### Problem to solve:
Set down all of the data that follows word for word, without the images.

### Given data:
————————
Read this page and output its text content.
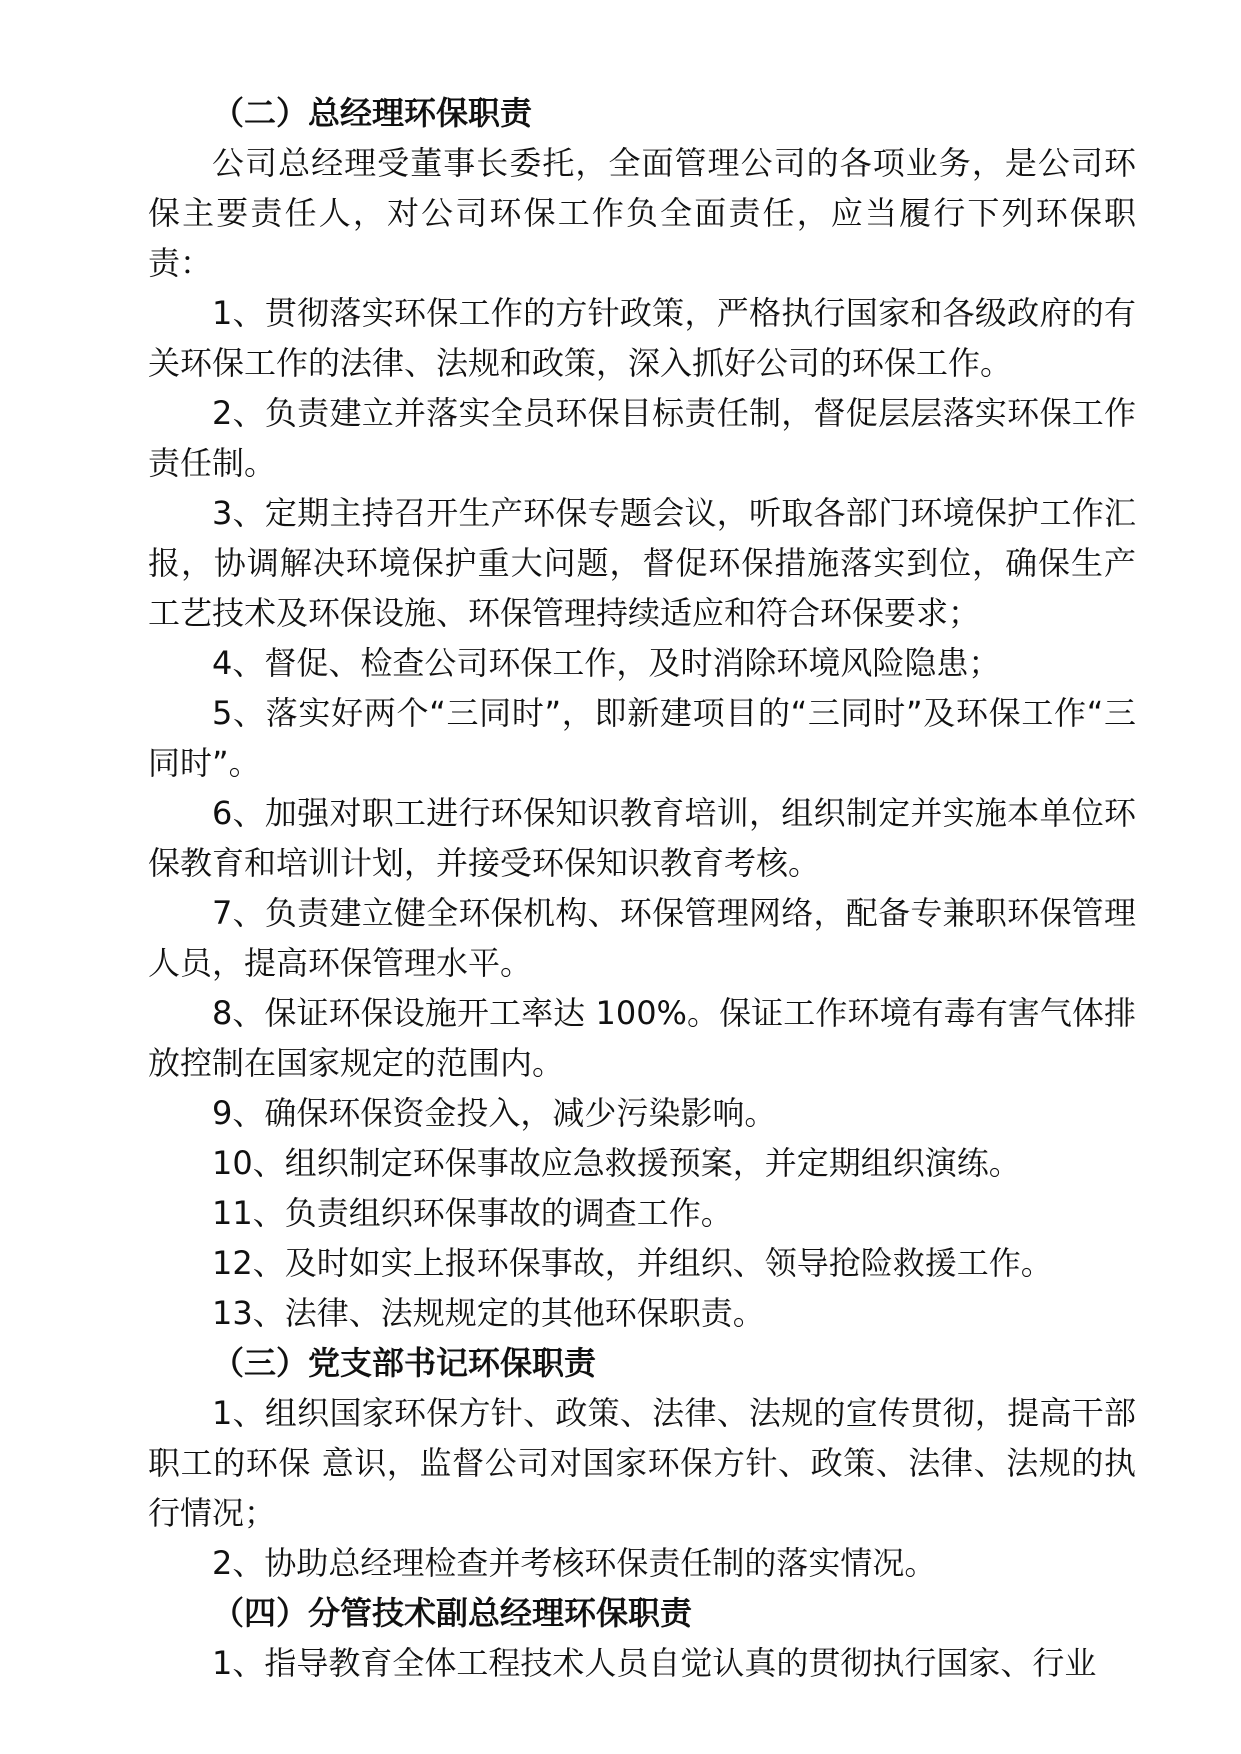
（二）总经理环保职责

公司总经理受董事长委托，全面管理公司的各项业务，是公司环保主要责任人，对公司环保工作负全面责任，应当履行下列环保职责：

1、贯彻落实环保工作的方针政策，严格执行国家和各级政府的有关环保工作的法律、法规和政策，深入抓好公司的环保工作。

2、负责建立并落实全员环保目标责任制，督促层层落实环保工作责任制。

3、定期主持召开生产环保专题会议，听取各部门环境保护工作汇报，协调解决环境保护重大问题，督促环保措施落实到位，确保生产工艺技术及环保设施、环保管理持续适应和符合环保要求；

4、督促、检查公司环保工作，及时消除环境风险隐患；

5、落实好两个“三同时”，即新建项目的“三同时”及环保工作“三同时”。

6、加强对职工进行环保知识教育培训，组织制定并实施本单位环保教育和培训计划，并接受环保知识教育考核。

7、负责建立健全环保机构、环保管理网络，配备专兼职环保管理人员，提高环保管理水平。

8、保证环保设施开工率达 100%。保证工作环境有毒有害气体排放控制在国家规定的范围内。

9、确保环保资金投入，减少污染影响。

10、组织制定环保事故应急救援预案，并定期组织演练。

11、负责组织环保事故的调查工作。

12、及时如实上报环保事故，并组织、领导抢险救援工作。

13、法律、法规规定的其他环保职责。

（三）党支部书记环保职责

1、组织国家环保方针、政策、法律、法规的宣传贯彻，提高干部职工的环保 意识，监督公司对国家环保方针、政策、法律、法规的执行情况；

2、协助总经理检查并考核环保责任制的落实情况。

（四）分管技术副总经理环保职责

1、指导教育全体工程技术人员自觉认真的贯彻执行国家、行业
————————
### Complete response:
Read this page and output its text content.
（二）总经理环保职责

公司总经理受董事长委托，全面管理公司的各项业务，是公司环保主要责任人，对公司环保工作负全面责任，应当履行下列环保职责：

1、贯彻落实环保工作的方针政策，严格执行国家和各级政府的有关环保工作的法律、法规和政策，深入抓好公司的环保工作。

2、负责建立并落实全员环保目标责任制，督促层层落实环保工作责任制。

3、定期主持召开生产环保专题会议，听取各部门环境保护工作汇报，协调解决环境保护重大问题，督促环保措施落实到位，确保生产工艺技术及环保设施、环保管理持续适应和符合环保要求；

4、督促、检查公司环保工作，及时消除环境风险隐患；

5、落实好两个“三同时”，即新建项目的“三同时”及环保工作“三同时”。

6、加强对职工进行环保知识教育培训，组织制定并实施本单位环保教育和培训计划，并接受环保知识教育考核。

7、负责建立健全环保机构、环保管理网络，配备专兼职环保管理人员，提高环保管理水平。

8、保证环保设施开工率达 100%。保证工作环境有毒有害气体排放控制在国家规定的范围内。

9、确保环保资金投入，减少污染影响。

10、组织制定环保事故应急救援预案，并定期组织演练。

11、负责组织环保事故的调查工作。

12、及时如实上报环保事故，并组织、领导抢险救援工作。

13、法律、法规规定的其他环保职责。

（三）党支部书记环保职责

1、组织国家环保方针、政策、法律、法规的宣传贯彻，提高干部职工的环保 意识，监督公司对国家环保方针、政策、法律、法规的执行情况；

2、协助总经理检查并考核环保责任制的落实情况。

（四）分管技术副总经理环保职责

1、指导教育全体工程技术人员自觉认真的贯彻执行国家、行业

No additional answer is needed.